[Dataset entries]

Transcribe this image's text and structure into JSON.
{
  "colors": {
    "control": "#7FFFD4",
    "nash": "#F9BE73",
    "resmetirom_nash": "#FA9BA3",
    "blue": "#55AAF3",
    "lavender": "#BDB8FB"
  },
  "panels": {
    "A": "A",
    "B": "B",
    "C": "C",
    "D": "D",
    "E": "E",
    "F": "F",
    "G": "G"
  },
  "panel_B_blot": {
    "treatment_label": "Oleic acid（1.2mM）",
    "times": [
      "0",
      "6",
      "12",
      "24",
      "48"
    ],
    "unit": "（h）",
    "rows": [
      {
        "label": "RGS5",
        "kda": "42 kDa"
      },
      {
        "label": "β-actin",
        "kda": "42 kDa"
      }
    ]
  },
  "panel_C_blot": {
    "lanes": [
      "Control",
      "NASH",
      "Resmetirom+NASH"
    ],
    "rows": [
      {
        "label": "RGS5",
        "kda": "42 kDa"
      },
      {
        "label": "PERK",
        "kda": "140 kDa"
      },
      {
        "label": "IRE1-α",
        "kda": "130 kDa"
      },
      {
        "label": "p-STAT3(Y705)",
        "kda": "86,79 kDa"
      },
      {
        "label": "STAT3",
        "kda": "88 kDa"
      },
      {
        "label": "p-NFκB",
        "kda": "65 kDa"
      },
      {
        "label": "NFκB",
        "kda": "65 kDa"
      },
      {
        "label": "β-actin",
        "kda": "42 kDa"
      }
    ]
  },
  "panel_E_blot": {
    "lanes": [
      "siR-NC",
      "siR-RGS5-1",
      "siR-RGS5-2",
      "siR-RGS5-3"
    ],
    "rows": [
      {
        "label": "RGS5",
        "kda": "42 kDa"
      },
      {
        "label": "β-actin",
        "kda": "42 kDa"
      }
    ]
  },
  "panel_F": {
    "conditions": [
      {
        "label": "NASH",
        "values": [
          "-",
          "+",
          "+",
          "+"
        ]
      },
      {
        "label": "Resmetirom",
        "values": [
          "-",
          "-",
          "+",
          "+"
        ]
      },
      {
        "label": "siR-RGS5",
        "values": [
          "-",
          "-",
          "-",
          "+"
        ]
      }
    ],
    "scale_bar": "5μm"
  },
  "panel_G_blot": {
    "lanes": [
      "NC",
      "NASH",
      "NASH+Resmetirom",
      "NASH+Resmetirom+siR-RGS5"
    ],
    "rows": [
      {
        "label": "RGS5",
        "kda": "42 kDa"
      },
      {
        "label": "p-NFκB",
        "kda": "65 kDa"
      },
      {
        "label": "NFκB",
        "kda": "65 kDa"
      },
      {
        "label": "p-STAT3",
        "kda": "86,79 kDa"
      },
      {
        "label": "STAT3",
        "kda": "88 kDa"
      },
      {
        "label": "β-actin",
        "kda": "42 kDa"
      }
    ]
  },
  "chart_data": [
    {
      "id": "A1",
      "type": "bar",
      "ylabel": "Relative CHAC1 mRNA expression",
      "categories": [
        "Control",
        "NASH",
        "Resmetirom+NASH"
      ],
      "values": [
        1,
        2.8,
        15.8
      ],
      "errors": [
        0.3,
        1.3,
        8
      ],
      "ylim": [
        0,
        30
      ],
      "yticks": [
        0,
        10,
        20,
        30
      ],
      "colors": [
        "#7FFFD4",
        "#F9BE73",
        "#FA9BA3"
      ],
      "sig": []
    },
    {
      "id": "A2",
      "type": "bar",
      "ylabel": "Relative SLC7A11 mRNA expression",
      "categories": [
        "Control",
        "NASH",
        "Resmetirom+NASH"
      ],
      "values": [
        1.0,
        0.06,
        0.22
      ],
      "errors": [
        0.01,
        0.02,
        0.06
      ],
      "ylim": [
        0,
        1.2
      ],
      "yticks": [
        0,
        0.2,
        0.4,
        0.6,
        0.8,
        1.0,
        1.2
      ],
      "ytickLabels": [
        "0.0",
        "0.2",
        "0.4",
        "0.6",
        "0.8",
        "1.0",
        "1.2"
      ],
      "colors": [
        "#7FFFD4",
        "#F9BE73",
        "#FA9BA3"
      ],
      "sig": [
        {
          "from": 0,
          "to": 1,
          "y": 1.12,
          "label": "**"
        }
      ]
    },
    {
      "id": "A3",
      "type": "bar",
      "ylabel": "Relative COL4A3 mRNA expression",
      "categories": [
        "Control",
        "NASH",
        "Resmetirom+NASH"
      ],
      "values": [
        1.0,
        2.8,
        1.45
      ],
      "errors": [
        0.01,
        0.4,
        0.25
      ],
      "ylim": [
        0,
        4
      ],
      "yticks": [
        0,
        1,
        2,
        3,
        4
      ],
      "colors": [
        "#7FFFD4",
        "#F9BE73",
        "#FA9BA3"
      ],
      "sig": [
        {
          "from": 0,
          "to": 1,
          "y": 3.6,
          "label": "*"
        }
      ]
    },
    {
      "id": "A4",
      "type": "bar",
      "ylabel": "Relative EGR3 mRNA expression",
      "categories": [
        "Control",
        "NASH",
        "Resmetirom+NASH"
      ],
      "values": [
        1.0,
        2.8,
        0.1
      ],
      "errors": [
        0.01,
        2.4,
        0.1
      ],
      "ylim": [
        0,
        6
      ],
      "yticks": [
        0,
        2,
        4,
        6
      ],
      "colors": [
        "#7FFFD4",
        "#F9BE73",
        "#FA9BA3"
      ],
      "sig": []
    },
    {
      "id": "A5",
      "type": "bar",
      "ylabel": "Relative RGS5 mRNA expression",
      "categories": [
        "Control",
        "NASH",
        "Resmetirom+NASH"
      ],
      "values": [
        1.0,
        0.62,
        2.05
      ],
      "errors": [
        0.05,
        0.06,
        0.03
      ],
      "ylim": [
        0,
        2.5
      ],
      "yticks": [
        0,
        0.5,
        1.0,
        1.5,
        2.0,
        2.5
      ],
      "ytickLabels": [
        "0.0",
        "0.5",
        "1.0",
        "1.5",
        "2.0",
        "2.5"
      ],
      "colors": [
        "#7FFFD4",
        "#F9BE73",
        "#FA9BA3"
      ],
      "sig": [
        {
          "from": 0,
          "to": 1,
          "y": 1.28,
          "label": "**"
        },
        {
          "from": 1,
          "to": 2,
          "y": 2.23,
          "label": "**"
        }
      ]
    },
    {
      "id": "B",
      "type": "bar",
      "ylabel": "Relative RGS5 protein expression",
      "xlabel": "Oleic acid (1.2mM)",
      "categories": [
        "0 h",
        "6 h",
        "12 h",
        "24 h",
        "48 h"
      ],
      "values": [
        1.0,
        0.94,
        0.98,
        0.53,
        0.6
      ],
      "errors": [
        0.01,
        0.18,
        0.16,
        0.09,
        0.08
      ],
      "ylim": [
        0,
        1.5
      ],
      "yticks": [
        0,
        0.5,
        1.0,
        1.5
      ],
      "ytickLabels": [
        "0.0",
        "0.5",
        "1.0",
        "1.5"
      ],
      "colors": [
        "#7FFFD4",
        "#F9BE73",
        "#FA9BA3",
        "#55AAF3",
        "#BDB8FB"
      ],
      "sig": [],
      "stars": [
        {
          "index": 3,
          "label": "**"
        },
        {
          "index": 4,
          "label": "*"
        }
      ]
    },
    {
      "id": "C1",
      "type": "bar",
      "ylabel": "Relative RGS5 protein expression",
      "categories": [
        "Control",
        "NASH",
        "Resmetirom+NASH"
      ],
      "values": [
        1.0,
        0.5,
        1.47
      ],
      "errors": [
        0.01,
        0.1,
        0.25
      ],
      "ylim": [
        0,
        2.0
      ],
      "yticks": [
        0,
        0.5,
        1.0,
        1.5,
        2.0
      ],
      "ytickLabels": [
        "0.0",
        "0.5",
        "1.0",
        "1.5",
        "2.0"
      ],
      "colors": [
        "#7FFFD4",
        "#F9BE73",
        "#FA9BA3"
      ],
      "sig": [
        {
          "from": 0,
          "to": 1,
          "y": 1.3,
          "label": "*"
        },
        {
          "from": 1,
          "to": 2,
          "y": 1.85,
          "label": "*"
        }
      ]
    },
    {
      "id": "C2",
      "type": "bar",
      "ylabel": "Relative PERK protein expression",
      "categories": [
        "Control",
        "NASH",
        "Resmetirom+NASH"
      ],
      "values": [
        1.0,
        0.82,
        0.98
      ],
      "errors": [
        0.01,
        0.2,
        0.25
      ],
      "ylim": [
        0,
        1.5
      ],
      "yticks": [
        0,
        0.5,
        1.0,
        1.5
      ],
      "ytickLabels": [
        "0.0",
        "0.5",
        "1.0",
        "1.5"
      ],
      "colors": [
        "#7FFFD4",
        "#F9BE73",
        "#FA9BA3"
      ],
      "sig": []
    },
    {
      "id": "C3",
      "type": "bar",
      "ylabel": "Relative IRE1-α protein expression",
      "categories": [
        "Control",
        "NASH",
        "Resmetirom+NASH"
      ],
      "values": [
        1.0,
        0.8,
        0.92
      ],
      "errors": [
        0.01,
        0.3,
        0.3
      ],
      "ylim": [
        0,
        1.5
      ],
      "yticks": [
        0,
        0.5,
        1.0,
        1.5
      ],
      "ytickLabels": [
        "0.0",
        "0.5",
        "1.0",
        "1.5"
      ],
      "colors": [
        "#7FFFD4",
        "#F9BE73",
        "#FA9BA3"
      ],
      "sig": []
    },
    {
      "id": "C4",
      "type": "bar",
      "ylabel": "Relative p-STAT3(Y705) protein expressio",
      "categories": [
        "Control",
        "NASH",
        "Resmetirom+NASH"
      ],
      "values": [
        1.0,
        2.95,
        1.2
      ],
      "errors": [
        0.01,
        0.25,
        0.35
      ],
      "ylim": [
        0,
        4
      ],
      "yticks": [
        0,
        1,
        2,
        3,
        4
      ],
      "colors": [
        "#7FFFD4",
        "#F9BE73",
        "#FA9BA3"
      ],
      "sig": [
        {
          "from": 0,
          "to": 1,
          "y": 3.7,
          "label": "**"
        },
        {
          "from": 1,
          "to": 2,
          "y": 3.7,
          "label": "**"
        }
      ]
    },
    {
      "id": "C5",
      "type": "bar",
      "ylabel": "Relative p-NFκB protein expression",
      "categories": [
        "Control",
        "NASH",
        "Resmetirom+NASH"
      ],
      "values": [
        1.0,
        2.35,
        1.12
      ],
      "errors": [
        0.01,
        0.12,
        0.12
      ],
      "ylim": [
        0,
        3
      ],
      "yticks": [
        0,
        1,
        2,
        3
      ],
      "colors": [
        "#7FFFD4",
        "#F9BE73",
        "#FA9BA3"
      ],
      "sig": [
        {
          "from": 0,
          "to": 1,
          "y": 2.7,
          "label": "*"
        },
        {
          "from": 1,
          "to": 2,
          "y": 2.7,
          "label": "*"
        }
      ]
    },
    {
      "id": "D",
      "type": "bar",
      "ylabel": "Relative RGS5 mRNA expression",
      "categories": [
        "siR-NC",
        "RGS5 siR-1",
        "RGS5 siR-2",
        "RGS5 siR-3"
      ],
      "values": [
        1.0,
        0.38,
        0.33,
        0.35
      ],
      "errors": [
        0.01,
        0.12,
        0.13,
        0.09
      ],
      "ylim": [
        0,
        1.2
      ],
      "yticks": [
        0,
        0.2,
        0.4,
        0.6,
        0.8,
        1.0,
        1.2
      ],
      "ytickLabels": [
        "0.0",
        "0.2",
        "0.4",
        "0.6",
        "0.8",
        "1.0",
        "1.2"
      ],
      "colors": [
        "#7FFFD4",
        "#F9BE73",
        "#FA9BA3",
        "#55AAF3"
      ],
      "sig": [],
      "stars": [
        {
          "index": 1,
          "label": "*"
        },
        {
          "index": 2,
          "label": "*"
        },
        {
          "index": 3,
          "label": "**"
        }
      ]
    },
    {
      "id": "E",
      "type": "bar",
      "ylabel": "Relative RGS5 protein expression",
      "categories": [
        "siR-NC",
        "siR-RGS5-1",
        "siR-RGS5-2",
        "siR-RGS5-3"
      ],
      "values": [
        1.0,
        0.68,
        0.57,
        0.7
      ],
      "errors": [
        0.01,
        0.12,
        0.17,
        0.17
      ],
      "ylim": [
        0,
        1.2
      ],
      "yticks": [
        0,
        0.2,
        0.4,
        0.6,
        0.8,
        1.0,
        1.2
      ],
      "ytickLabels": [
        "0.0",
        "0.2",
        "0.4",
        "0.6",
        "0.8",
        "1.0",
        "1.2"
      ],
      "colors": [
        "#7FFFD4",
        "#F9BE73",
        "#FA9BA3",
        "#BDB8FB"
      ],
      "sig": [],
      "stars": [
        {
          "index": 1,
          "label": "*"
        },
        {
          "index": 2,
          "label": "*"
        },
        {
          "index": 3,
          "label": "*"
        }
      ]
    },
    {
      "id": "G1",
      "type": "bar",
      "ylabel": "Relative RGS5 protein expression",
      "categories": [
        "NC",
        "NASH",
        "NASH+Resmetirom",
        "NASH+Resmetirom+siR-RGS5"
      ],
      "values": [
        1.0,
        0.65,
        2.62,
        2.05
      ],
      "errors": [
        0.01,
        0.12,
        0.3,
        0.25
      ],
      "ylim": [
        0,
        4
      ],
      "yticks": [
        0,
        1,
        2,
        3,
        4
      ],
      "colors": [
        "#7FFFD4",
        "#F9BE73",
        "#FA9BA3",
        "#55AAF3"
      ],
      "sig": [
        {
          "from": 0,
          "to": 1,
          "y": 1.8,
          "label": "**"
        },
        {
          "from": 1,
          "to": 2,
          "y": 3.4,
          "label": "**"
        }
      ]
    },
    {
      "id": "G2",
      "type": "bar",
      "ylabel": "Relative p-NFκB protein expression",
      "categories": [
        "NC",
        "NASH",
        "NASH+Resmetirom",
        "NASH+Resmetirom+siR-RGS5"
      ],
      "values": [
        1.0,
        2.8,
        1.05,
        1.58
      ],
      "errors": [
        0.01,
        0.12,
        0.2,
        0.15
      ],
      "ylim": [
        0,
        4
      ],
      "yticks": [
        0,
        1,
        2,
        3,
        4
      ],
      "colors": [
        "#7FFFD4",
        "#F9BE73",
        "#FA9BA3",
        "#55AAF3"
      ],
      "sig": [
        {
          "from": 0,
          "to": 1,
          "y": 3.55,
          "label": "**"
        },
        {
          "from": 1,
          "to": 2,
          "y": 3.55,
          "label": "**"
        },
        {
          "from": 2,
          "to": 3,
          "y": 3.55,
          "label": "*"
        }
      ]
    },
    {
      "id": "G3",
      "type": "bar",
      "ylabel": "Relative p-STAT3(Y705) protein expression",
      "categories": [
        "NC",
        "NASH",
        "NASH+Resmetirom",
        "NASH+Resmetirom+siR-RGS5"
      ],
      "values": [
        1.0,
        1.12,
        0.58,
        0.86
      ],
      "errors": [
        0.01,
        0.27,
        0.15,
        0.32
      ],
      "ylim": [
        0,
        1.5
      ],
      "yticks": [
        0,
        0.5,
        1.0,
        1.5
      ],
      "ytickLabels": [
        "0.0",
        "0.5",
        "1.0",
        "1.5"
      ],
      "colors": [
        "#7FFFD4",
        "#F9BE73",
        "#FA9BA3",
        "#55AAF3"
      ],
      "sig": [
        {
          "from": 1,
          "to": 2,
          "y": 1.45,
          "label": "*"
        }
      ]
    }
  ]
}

▶ _TASK STATEMENT_:
Scan the entries above for the word "mRNA", then copy every line in which it occurs.

▶ _TASK SOLUTION_:
      "ylabel": "Relative CHAC1 mRNA expression",
      "ylabel": "Relative SLC7A11 mRNA expression",
      "ylabel": "Relative COL4A3 mRNA expression",
      "ylabel": "Relative EGR3 mRNA expression",
      "ylabel": "Relative RGS5 mRNA expression",
      "ylabel": "Relative RGS5 mRNA expression",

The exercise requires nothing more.